[BEGIN Stored records]

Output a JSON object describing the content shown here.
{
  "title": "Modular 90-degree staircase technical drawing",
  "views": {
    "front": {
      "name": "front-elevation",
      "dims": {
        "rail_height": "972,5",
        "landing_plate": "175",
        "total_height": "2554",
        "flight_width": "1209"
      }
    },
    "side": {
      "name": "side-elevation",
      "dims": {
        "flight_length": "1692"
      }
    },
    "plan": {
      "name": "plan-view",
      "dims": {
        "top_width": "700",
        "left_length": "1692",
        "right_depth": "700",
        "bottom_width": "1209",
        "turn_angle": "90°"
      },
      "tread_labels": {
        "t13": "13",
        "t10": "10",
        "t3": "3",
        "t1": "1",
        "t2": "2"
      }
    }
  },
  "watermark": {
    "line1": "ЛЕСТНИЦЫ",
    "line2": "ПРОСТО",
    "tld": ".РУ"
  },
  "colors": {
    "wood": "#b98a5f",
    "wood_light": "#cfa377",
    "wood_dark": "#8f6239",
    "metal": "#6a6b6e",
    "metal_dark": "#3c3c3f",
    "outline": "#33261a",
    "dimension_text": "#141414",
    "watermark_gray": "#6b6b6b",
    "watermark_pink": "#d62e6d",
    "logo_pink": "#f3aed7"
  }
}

[END Stored records]

- Given request -
Write the complete data out, exactly as above.

- Exercise answer -
Output a JSON object describing the content shown here.
{
  "title": "Modular 90-degree staircase technical drawing",
  "views": {
    "front": {
      "name": "front-elevation",
      "dims": {
        "rail_height": "972,5",
        "landing_plate": "175",
        "total_height": "2554",
        "flight_width": "1209"
      }
    },
    "side": {
      "name": "side-elevation",
      "dims": {
        "flight_length": "1692"
      }
    },
    "plan": {
      "name": "plan-view",
      "dims": {
        "top_width": "700",
        "left_length": "1692",
        "right_depth": "700",
        "bottom_width": "1209",
        "turn_angle": "90°"
      },
      "tread_labels": {
        "t13": "13",
        "t10": "10",
        "t3": "3",
        "t1": "1",
        "t2": "2"
      }
    }
  },
  "watermark": {
    "line1": "ЛЕСТНИЦЫ",
    "line2": "ПРОСТО",
    "tld": ".РУ"
  },
  "colors": {
    "wood": "#b98a5f",
    "wood_light": "#cfa377",
    "wood_dark": "#8f6239",
    "metal": "#6a6b6e",
    "metal_dark": "#3c3c3f",
    "outline": "#33261a",
    "dimension_text": "#141414",
    "watermark_gray": "#6b6b6b",
    "watermark_pink": "#d62e6d",
    "logo_pink": "#f3aed7"
  }
}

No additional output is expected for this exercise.